# AVAILABLE RECORDS:
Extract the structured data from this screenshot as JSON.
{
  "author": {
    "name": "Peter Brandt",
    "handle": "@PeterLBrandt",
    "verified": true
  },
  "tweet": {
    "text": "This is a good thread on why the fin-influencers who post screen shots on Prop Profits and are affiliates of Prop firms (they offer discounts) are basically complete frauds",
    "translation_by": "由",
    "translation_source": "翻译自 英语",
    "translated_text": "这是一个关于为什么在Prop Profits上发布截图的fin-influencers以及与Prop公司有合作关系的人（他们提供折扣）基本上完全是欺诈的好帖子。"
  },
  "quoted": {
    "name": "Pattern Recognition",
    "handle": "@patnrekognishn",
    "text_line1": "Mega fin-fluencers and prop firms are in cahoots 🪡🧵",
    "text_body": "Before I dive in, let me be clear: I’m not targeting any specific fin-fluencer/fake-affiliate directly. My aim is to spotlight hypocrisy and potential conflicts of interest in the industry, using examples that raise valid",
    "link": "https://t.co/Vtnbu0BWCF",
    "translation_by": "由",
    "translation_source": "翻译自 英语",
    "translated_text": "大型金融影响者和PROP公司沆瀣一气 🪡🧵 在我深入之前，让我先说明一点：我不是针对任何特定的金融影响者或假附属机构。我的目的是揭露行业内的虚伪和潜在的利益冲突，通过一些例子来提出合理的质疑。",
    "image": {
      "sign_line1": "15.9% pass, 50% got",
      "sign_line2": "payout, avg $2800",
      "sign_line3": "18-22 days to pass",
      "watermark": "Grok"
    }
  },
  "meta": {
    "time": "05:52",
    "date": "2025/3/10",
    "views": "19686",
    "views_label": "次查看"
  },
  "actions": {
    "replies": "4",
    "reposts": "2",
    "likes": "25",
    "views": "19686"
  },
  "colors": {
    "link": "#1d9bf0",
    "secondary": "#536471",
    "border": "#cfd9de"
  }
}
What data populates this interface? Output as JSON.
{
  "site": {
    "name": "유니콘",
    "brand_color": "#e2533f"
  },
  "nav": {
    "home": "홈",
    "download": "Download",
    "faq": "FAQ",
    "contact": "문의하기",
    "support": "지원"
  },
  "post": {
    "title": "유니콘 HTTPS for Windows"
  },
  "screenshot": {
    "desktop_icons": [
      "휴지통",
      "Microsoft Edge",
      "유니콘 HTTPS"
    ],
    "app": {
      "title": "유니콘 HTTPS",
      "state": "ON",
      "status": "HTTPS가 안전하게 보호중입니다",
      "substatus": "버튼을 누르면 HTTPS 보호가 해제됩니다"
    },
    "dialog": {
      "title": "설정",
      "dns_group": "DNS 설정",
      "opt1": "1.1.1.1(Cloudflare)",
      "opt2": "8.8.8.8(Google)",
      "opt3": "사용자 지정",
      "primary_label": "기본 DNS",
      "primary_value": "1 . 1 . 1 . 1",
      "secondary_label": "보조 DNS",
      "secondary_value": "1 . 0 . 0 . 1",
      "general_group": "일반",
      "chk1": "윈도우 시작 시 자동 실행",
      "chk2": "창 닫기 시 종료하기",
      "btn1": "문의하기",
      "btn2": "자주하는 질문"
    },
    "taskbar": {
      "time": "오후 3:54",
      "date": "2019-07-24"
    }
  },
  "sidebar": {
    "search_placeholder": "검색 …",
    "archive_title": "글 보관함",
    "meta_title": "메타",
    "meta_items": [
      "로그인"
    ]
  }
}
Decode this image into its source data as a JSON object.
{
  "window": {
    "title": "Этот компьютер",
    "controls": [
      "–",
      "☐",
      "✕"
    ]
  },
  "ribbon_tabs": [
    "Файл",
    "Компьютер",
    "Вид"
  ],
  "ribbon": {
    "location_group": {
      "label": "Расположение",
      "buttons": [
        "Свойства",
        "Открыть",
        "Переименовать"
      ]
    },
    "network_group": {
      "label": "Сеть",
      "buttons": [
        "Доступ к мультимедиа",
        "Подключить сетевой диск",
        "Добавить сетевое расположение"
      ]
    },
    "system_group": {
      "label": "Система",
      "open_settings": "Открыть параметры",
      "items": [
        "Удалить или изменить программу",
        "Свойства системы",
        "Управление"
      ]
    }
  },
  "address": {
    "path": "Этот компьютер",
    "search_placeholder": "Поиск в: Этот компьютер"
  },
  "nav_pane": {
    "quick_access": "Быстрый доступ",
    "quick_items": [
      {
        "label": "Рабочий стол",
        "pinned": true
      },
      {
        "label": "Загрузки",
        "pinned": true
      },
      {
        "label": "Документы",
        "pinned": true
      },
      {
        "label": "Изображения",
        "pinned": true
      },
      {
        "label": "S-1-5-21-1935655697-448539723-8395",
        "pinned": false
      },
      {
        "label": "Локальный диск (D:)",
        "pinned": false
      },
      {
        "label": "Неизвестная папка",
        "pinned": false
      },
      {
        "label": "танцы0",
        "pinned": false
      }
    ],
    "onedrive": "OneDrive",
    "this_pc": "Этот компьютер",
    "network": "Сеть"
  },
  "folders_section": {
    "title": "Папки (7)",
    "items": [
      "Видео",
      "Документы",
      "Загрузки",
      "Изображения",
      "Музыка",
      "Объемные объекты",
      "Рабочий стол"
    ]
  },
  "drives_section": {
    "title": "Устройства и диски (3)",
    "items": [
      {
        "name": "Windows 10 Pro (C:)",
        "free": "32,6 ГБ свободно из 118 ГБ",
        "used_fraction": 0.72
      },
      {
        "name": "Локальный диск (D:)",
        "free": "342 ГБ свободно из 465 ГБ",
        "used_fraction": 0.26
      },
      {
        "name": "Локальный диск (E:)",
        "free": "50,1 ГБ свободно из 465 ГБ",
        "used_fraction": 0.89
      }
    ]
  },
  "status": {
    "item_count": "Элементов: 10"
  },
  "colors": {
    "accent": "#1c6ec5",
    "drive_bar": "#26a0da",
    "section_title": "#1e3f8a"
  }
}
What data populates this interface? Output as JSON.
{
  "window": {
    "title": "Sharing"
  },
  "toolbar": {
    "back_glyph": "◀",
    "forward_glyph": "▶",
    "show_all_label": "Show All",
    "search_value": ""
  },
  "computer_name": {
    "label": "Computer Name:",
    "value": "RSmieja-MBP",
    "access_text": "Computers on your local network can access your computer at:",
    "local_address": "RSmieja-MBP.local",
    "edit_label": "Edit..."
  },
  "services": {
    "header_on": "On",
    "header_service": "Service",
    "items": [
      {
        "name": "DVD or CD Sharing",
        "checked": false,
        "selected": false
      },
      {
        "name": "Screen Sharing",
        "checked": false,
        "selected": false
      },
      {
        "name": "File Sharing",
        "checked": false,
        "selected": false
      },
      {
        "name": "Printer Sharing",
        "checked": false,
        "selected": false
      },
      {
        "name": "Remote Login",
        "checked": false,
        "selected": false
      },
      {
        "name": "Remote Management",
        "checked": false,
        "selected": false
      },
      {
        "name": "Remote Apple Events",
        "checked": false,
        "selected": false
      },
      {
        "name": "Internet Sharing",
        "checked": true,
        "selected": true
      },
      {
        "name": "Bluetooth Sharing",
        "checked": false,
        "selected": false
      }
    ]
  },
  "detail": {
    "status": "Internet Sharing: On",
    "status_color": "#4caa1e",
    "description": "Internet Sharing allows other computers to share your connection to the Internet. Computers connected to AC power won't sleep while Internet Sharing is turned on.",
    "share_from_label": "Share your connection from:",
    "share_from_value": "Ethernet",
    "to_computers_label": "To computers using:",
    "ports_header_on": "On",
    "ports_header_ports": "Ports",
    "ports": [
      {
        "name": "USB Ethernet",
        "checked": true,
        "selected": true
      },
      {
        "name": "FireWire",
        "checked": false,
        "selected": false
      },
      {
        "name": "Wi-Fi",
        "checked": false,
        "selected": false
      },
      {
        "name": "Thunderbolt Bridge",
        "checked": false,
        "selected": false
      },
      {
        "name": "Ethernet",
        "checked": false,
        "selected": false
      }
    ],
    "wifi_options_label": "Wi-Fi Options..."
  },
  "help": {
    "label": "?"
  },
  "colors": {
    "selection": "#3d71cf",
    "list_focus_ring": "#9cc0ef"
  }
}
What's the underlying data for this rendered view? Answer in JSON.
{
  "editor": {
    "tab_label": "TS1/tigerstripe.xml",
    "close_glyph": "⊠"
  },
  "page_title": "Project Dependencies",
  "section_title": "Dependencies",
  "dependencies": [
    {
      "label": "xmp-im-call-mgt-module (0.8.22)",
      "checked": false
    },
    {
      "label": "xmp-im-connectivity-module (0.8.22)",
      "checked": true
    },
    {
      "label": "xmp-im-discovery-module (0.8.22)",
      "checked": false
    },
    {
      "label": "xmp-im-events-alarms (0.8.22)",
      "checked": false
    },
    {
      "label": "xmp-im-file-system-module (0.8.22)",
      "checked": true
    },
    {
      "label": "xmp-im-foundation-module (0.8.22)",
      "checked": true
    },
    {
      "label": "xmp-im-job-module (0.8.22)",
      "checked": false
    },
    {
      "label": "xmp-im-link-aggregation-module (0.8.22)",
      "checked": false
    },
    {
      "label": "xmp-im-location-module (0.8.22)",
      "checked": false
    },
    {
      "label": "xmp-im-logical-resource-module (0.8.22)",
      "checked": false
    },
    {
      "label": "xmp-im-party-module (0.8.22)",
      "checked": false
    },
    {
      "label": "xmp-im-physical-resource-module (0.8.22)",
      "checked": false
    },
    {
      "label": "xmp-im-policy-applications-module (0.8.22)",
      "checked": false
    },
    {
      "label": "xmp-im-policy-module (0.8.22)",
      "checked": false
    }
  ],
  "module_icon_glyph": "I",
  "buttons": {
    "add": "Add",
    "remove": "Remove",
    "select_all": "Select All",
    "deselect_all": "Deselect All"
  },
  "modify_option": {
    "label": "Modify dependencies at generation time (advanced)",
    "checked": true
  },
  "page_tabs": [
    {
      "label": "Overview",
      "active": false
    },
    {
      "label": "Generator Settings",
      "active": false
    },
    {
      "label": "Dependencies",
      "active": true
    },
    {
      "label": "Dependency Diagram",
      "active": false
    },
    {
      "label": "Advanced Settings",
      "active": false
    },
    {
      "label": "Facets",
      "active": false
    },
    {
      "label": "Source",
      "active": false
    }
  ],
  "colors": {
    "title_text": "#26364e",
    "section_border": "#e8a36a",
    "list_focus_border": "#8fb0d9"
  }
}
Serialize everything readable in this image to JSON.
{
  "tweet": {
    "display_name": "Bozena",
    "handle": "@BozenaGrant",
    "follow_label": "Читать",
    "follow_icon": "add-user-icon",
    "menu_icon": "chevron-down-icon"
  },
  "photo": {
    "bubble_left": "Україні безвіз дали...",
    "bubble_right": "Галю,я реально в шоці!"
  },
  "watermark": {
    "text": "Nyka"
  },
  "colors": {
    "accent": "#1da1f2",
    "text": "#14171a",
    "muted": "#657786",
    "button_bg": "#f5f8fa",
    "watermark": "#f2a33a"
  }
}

# TASK DETAILS:
Look for lines containing the string "image" and copy them all.

# REPLY:
    "image": {
Decode this image into its source data as a JSON object.
Serialize everything readable in this image to JSON.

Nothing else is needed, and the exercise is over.